### [Problem]
Give every line below again, exactly.

══ Task input

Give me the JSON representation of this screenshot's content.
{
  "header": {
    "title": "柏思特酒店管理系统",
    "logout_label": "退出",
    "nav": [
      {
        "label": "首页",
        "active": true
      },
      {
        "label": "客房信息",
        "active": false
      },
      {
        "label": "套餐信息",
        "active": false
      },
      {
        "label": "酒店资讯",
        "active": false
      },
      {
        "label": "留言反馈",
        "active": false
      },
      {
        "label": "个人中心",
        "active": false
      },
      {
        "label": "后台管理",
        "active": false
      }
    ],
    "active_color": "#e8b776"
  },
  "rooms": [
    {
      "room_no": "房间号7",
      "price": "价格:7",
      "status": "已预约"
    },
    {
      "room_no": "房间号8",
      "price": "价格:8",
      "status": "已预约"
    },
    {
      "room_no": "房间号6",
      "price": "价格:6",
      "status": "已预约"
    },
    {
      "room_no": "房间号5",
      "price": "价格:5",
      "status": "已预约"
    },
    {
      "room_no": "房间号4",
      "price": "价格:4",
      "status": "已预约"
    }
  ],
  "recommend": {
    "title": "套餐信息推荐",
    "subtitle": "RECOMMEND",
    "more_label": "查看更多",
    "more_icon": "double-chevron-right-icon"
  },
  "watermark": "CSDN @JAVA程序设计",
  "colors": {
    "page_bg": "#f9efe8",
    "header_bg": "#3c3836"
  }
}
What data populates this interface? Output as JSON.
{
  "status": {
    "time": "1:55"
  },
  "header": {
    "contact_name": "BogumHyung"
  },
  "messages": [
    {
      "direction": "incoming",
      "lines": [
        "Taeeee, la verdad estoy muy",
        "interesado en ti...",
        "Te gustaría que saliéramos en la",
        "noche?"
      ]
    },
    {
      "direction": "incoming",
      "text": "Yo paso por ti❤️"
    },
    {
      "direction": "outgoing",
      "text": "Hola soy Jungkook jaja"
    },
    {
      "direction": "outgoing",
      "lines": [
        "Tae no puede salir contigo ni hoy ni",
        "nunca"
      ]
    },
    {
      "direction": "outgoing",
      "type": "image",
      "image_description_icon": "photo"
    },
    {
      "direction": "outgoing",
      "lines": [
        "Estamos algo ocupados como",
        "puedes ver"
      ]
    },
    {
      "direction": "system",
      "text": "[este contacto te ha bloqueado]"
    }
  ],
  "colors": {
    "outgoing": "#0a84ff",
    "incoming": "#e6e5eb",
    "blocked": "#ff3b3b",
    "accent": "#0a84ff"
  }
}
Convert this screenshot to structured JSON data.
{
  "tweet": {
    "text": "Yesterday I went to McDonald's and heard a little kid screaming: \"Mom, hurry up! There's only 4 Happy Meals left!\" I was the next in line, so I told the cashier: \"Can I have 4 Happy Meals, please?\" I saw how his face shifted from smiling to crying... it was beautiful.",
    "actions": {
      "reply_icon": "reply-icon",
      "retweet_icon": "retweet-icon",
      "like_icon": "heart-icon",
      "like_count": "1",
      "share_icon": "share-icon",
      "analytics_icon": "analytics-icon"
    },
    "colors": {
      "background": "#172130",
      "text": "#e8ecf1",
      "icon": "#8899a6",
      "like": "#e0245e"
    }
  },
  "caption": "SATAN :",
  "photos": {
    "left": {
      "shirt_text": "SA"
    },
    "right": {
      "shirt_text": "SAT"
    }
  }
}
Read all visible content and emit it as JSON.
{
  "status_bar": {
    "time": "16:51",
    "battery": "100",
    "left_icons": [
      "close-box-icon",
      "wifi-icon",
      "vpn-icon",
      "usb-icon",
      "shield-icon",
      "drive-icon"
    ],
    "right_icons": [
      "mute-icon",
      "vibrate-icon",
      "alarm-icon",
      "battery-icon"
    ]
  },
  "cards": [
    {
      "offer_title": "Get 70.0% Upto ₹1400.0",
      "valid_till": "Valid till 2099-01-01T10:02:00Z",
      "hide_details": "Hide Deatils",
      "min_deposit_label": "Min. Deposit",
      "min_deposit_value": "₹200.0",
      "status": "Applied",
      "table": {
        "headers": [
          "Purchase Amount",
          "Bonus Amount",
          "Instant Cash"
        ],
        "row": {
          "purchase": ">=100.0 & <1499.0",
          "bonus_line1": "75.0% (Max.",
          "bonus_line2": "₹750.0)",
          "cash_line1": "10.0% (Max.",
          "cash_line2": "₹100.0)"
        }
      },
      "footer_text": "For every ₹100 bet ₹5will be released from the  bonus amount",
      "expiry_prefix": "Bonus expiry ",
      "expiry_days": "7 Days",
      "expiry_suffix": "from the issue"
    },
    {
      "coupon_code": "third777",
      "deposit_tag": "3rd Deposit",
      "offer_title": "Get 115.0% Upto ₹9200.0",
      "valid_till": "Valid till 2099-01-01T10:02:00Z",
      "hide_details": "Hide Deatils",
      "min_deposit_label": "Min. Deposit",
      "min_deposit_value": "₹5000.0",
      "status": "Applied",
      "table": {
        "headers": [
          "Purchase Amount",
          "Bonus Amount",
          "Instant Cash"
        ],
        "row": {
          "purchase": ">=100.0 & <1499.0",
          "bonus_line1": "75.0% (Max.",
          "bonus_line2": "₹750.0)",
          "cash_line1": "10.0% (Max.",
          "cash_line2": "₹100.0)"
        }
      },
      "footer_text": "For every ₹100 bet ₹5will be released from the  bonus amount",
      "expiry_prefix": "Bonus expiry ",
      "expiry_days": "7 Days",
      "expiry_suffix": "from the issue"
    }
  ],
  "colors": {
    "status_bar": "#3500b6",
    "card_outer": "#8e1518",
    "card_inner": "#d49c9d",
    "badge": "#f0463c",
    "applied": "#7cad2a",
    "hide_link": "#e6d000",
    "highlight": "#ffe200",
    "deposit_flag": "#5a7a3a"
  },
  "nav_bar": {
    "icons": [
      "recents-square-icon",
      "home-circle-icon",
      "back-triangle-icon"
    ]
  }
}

════

### [Full output]
Give me the JSON representation of this screenshot's content.
{
  "header": {
    "title": "柏思特酒店管理系统",
    "logout_label": "退出",
    "nav": [
      {
        "label": "首页",
        "active": true
      },
      {
        "label": "客房信息",
        "active": false
      },
      {
        "label": "套餐信息",
        "active": false
      },
      {
        "label": "酒店资讯",
        "active": false
      },
      {
        "label": "留言反馈",
        "active": false
      },
      {
        "label": "个人中心",
        "active": false
      },
      {
        "label": "后台管理",
        "active": false
      }
    ],
    "active_color": "#e8b776"
  },
  "rooms": [
    {
      "room_no": "房间号7",
      "price": "价格:7",
      "status": "已预约"
    },
    {
      "room_no": "房间号8",
      "price": "价格:8",
      "status": "已预约"
    },
    {
      "room_no": "房间号6",
      "price": "价格:6",
      "status": "已预约"
    },
    {
      "room_no": "房间号5",
      "price": "价格:5",
      "status": "已预约"
    },
    {
      "room_no": "房间号4",
      "price": "价格:4",
      "status": "已预约"
    }
  ],
  "recommend": {
    "title": "套餐信息推荐",
    "subtitle": "RECOMMEND",
    "more_label": "查看更多",
    "more_icon": "double-chevron-right-icon"
  },
  "watermark": "CSDN @JAVA程序设计",
  "colors": {
    "page_bg": "#f9efe8",
    "header_bg": "#3c3836"
  }
}
What data populates this interface? Output as JSON.
{
  "status": {
    "time": "1:55"
  },
  "header": {
    "contact_name": "BogumHyung"
  },
  "messages": [
    {
      "direction": "incoming",
      "lines": [
        "Taeeee, la verdad estoy muy",
        "interesado en ti...",
        "Te gustaría que saliéramos en la",
        "noche?"
      ]
    },
    {
      "direction": "incoming",
      "text": "Yo paso por ti❤️"
    },
    {
      "direction": "outgoing",
      "text": "Hola soy Jungkook jaja"
    },
    {
      "direction": "outgoing",
      "lines": [
        "Tae no puede salir contigo ni hoy ni",
        "nunca"
      ]
    },
    {
      "direction": "outgoing",
      "type": "image",
      "image_description_icon": "photo"
    },
    {
      "direction": "outgoing",
      "lines": [
        "Estamos algo ocupados como",
        "puedes ver"
      ]
    },
    {
      "direction": "system",
      "text": "[este contacto te ha bloqueado]"
    }
  ],
  "colors": {
    "outgoing": "#0a84ff",
    "incoming": "#e6e5eb",
    "blocked": "#ff3b3b",
    "accent": "#0a84ff"
  }
}
Convert this screenshot to structured JSON data.
{
  "tweet": {
    "text": "Yesterday I went to McDonald's and heard a little kid screaming: \"Mom, hurry up! There's only 4 Happy Meals left!\" I was the next in line, so I told the cashier: \"Can I have 4 Happy Meals, please?\" I saw how his face shifted from smiling to crying... it was beautiful.",
    "actions": {
      "reply_icon": "reply-icon",
      "retweet_icon": "retweet-icon",
      "like_icon": "heart-icon",
      "like_count": "1",
      "share_icon": "share-icon",
      "analytics_icon": "analytics-icon"
    },
    "colors": {
      "background": "#172130",
      "text": "#e8ecf1",
      "icon": "#8899a6",
      "like": "#e0245e"
    }
  },
  "caption": "SATAN :",
  "photos": {
    "left": {
      "shirt_text": "SA"
    },
    "right": {
      "shirt_text": "SAT"
    }
  }
}
Read all visible content and emit it as JSON.
{
  "status_bar": {
    "time": "16:51",
    "battery": "100",
    "left_icons": [
      "close-box-icon",
      "wifi-icon",
      "vpn-icon",
      "usb-icon",
      "shield-icon",
      "drive-icon"
    ],
    "right_icons": [
      "mute-icon",
      "vibrate-icon",
      "alarm-icon",
      "battery-icon"
    ]
  },
  "cards": [
    {
      "offer_title": "Get 70.0% Upto ₹1400.0",
      "valid_till": "Valid till 2099-01-01T10:02:00Z",
      "hide_details": "Hide Deatils",
      "min_deposit_label": "Min. Deposit",
      "min_deposit_value": "₹200.0",
      "status": "Applied",
      "table": {
        "headers": [
          "Purchase Amount",
          "Bonus Amount",
          "Instant Cash"
        ],
        "row": {
          "purchase": ">=100.0 & <1499.0",
          "bonus_line1": "75.0% (Max.",
          "bonus_line2": "₹750.0)",
          "cash_line1": "10.0% (Max.",
          "cash_line2": "₹100.0)"
        }
      },
      "footer_text": "For every ₹100 bet ₹5will be released from the  bonus amount",
      "expiry_prefix": "Bonus expiry ",
      "expiry_days": "7 Days",
      "expiry_suffix": "from the issue"
    },
    {
      "coupon_code": "third777",
      "deposit_tag": "3rd Deposit",
      "offer_title": "Get 115.0% Upto ₹9200.0",
      "valid_till": "Valid till 2099-01-01T10:02:00Z",
      "hide_details": "Hide Deatils",
      "min_deposit_label": "Min. Deposit",
      "min_deposit_value": "₹5000.0",
      "status": "Applied",
      "table": {
        "headers": [
          "Purchase Amount",
          "Bonus Amount",
          "Instant Cash"
        ],
        "row": {
          "purchase": ">=100.0 & <1499.0",
          "bonus_line1": "75.0% (Max.",
          "bonus_line2": "₹750.0)",
          "cash_line1": "10.0% (Max.",
          "cash_line2": "₹100.0)"
        }
      },
      "footer_text": "For every ₹100 bet ₹5will be released from the  bonus amount",
      "expiry_prefix": "Bonus expiry ",
      "expiry_days": "7 Days",
      "expiry_suffix": "from the issue"
    }
  ],
  "colors": {
    "status_bar": "#3500b6",
    "card_outer": "#8e1518",
    "card_inner": "#d49c9d",
    "badge": "#f0463c",
    "applied": "#7cad2a",
    "hide_link": "#e6d000",
    "highlight": "#ffe200",
    "deposit_flag": "#5a7a3a"
  },
  "nav_bar": {
    "icons": [
      "recents-square-icon",
      "home-circle-icon",
      "back-triangle-icon"
    ]
  }
}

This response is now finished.